Texte fourni -
———

Il s'agit évidemment d'un héros (d'une héroïne) prêt(e) à se tuer avec l'arme de la femme (del'homme) qu'il (elle) aime et qui se refuse à lui (elle). Est-ce dans le théâtre (B. Leuilliot) ? Dans Antony (J. Seebacher) ? G. Rosa propose Angelo, tyran de Padoue, A. Laster également. [N.D.L.R.: texte exact en 3,3,3 : "Eh bien, c'est ce mot-là qui me tue, malheureux! ton poignard ne fera que m'achever."] Dans le même livre, un autre mystère : qui est le baron Jacques Lesdain qui demande à Hugo : " Qui est le plus grand écrivain français ? ", et obtenu la réponse " Musset est le second ". Cette anecdote paraît très peu vraisemblable à l'unanimité.

 

.Rainier Grutman propose une communication pour la séance de juin sur le rôle de la langue et de la littérature espagnole dans l'ouvre de Hugo.

 

.Vital Philippot explique son projet de faire jouer -et de jouer- Hernani du 3 au 15 juillet 2000 dans la cour d'honneur de la Sorbonne.

 

.Jean-Luc Gaillard se présente comme un amateur, mais ardent et ancien : effet du Centenaire de 1985. Il a entrepris une chronologie hugolienne, d'abord manuellement. Informatisée maintenant, elle comprend environ 1200 pages et 4000 notes. Son objectif est d'en faire un document le plus complet possible, à laisser à d'autres chercheurs, et de contribuer à une meilleure connaissance de Hugo. G. Rosa en profite pour faire le point sur la chronologie Massin informatisée: elle va jusqu'à la fin 1867 (tome 13) et comporte 12000 dates. L'avant-dernier volume est en cours de saisie. Une fois celle-ci achevée, les CD-Rom seront actualisés et redistribués : au groupe ensuite de décider de la suite -si suite il doit y avoir. Le serveur, maintenant "bi-processeur", répond à une vitesse foudroyante. J.-L. Gaillard dit avoir téléchargé la totalité de la chronologie en moins d'une minute. G. Rosa signale que la déontologie -la loi aussi, mais Paris 7 ne se lancera pas là-dedans- veut que la chronologie puisse être utilisée, mais pas diffusée.

———

(Données d'analyse de la mise en page)
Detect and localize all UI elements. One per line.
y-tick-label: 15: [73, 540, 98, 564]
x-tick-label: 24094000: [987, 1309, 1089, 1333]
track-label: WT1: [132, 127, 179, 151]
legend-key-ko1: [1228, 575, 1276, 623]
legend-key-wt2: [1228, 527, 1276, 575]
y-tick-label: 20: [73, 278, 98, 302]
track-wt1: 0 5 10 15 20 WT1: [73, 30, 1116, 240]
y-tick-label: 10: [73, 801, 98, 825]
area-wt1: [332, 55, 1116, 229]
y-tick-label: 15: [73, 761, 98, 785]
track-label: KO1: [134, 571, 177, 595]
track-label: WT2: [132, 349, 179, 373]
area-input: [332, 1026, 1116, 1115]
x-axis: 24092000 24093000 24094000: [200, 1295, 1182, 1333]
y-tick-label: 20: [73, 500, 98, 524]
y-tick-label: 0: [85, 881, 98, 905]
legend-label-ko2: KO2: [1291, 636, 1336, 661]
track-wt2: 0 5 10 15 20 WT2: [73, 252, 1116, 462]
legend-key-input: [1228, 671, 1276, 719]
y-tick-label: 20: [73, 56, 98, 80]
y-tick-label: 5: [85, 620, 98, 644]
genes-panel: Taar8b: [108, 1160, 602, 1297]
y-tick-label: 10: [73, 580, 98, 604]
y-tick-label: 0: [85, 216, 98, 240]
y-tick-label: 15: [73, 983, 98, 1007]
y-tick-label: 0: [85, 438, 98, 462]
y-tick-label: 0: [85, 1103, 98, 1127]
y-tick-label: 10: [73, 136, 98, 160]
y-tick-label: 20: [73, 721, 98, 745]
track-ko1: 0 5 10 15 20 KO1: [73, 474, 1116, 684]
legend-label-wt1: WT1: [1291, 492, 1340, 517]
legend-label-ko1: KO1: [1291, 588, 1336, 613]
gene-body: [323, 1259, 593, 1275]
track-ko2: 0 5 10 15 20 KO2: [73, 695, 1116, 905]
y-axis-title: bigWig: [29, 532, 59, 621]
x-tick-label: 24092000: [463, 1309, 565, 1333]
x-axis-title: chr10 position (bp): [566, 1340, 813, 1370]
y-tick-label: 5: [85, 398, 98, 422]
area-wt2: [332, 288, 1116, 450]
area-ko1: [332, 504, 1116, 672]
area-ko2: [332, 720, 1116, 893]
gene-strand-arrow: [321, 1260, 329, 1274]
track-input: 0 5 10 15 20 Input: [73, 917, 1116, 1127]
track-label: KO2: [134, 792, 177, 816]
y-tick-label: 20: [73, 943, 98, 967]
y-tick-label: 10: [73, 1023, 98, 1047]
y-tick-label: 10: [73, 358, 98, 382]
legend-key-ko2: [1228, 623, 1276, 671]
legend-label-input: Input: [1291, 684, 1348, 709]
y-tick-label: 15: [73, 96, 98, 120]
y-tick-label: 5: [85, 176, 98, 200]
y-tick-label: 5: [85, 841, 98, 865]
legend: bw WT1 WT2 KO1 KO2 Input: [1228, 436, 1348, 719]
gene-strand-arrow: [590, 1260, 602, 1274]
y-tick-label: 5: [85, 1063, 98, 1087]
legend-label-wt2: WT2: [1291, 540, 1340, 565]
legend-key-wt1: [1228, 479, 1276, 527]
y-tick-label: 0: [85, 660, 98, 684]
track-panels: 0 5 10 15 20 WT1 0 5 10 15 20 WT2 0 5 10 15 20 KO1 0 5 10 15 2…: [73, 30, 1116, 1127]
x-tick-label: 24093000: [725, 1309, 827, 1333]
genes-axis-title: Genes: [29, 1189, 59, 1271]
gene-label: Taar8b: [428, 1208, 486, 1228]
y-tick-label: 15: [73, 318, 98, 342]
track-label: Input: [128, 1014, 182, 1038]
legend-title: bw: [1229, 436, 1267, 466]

———

Travail à faire - Extrayez du texte fourni tout le passage qui va de « Il s'agit évidemment » jusqu'à « vraisemblable à l'unanimité. ». Ces données forment un matériau indépendant du texte.

Corrigé proposé -
Il s'agit évidemment d'un héros (d'une héroïne) prêt(e) à se tuer avec l'arme de la femme (del'homme) qu'il (elle) aime et qui se refuse à lui (elle). Est-ce dans le théâtre (B. Leuilliot) ? Dans Antony (J. Seebacher) ? G. Rosa propose Angelo, tyran de Padoue, A. Laster également. [N.D.L.R.: texte exact en 3,3,3 : "Eh bien, c'est ce mot-là qui me tue, malheureux! ton poignard ne fera que m'achever."] Dans le même livre, un autre mystère : qui est le baron Jacques Lesdain qui demande à Hugo : " Qui est le plus grand écrivain français ? ", et obtenu la réponse " Musset est le second ". Cette anecdote paraît très peu vraisemblable à l'unanimité.